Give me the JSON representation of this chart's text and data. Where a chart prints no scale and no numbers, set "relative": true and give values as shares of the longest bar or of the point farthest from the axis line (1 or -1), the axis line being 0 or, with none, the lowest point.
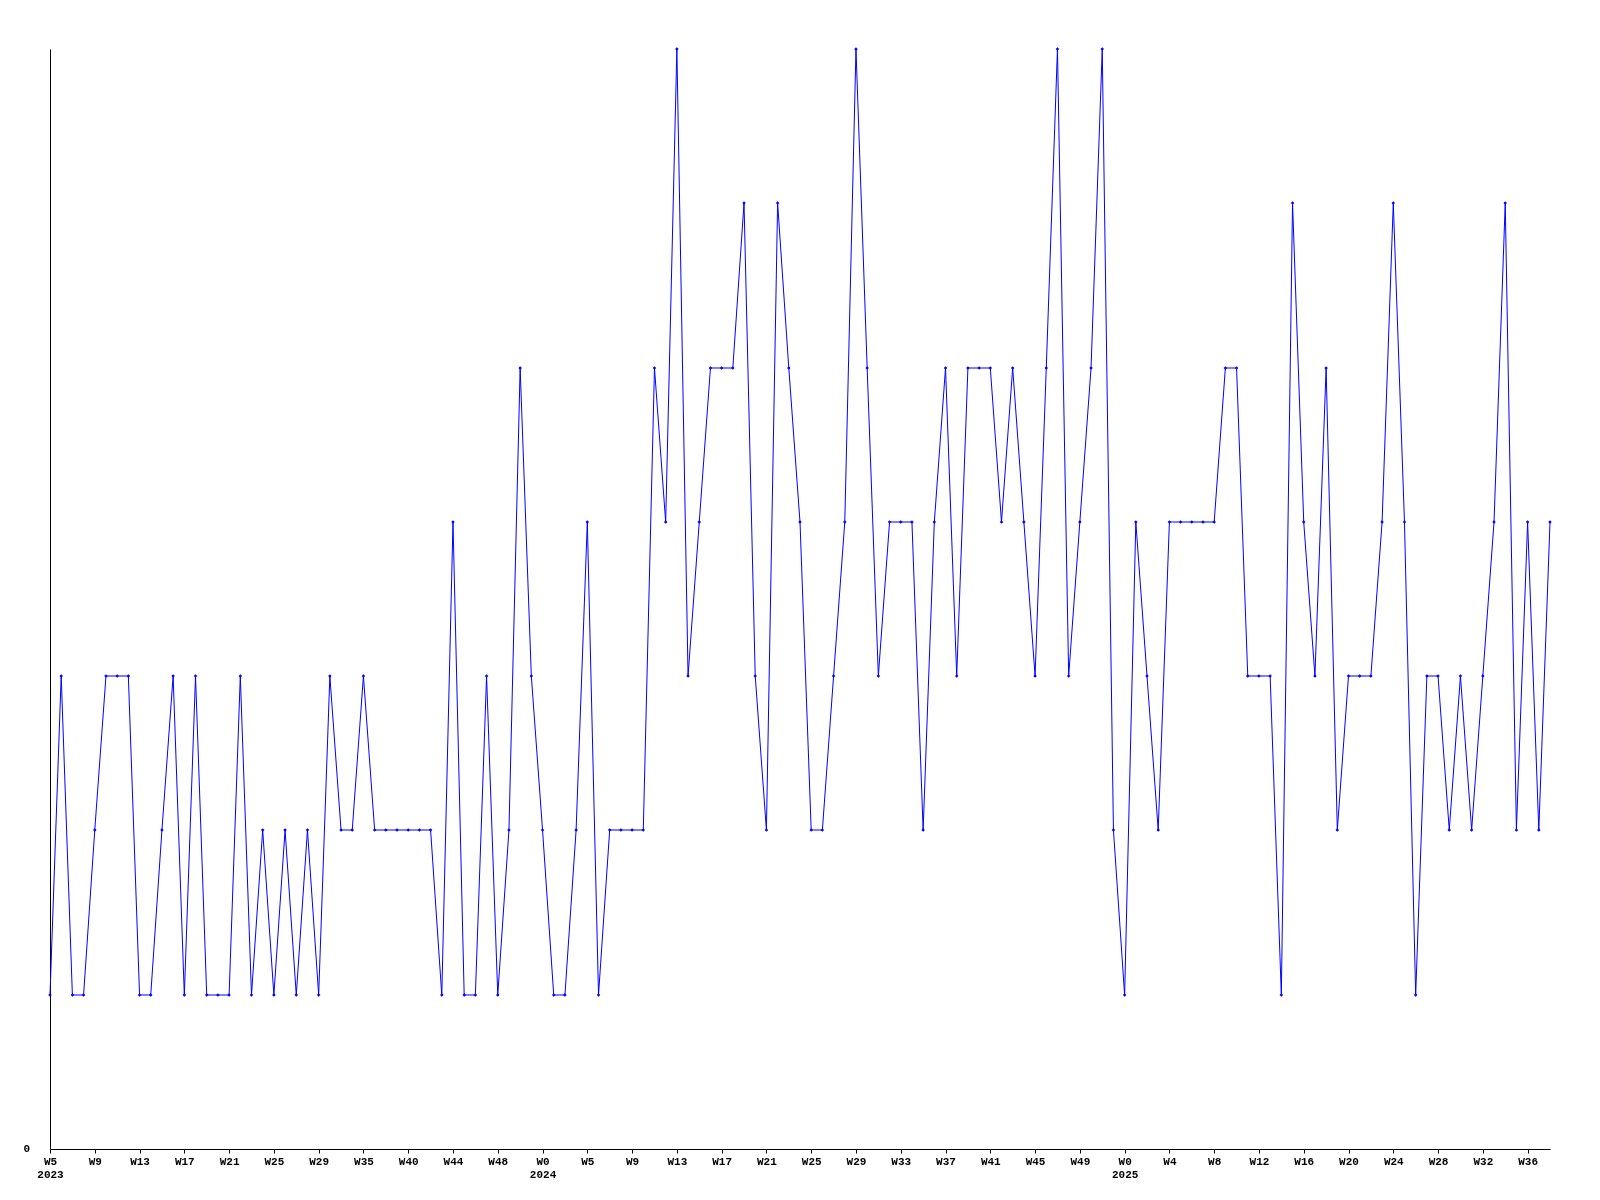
{
  "chart_data": {
    "type": "line",
    "relative": true,
    "marker": "diamond",
    "line_style": "solid",
    "grid": false,
    "legend": false,
    "annotations": [
      "0"
    ],
    "categories": [
      "W5\n2023",
      null,
      null,
      null,
      "W9",
      null,
      null,
      null,
      "W13",
      null,
      null,
      null,
      "W17",
      null,
      null,
      null,
      "W21",
      null,
      null,
      null,
      "W25",
      null,
      null,
      null,
      "W29",
      null,
      null,
      null,
      "W35",
      null,
      null,
      null,
      "W40",
      null,
      null,
      null,
      "W44",
      null,
      null,
      null,
      "W48",
      null,
      null,
      null,
      "W0\n2024",
      null,
      null,
      null,
      "W5",
      null,
      null,
      null,
      "W9",
      null,
      null,
      null,
      "W13",
      null,
      null,
      null,
      "W17",
      null,
      null,
      null,
      "W21",
      null,
      null,
      null,
      "W25",
      null,
      null,
      null,
      "W29",
      null,
      null,
      null,
      "W33",
      null,
      null,
      null,
      "W37",
      null,
      null,
      null,
      "W41",
      null,
      null,
      null,
      "W45",
      null,
      null,
      null,
      "W49",
      null,
      null,
      null,
      "W0\n2025",
      null,
      null,
      null,
      "W4",
      null,
      null,
      null,
      "W8",
      null,
      null,
      null,
      "W12",
      null,
      null,
      null,
      "W16",
      null,
      null,
      null,
      "W20",
      null,
      null,
      null,
      "W24",
      null,
      null,
      null,
      "W28",
      null,
      null,
      null,
      "W32",
      null,
      null,
      null,
      "W36",
      null,
      null
    ],
    "series": [
      {
        "color": "#0000ff",
        "values": [
          0.14,
          0.43,
          0.14,
          0.14,
          0.29,
          0.43,
          0.43,
          0.43,
          0.14,
          0.14,
          0.29,
          0.43,
          0.14,
          0.43,
          0.14,
          0.14,
          0.14,
          0.43,
          0.14,
          0.29,
          0.14,
          0.29,
          0.14,
          0.29,
          0.14,
          0.43,
          0.29,
          0.29,
          0.43,
          0.29,
          0.29,
          0.29,
          0.29,
          0.29,
          0.29,
          0.14,
          0.57,
          0.14,
          0.14,
          0.43,
          0.14,
          0.29,
          0.71,
          0.43,
          0.29,
          0.14,
          0.14,
          0.29,
          0.57,
          0.14,
          0.29,
          0.29,
          0.29,
          0.29,
          0.71,
          0.57,
          1,
          0.43,
          0.57,
          0.71,
          0.71,
          0.71,
          0.86,
          0.43,
          0.29,
          0.86,
          0.71,
          0.57,
          0.29,
          0.29,
          0.43,
          0.57,
          1,
          0.71,
          0.43,
          0.57,
          0.57,
          0.57,
          0.29,
          0.57,
          0.71,
          0.43,
          0.71,
          0.71,
          0.71,
          0.57,
          0.71,
          0.57,
          0.43,
          0.71,
          1,
          0.43,
          0.57,
          0.71,
          1,
          0.29,
          0.14,
          0.57,
          0.43,
          0.29,
          0.57,
          0.57,
          0.57,
          0.57,
          0.57,
          0.71,
          0.71,
          0.43,
          0.43,
          0.43,
          0.14,
          0.86,
          0.57,
          0.43,
          0.71,
          0.29,
          0.43,
          0.43,
          0.43,
          0.57,
          0.86,
          0.57,
          0.14,
          0.43,
          0.43,
          0.29,
          0.43,
          0.29,
          0.43,
          0.57,
          0.86,
          0.29,
          0.57,
          0.29,
          0.57
        ]
      }
    ]
  }
}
☆ ☆ ☆ ☆ ☆
## Description of the task
Find every line that has "values" in it, then return those lines.

## Exercise output
Give me the JSON representation of this chart's text and data. Where a chart prints no scale and no numbers, set "relative": true and give values as shares of the longest bar or of the point farthest from the axis line (1 or -1), the axis line being 0 or, with none, the lowest point.
        "values": [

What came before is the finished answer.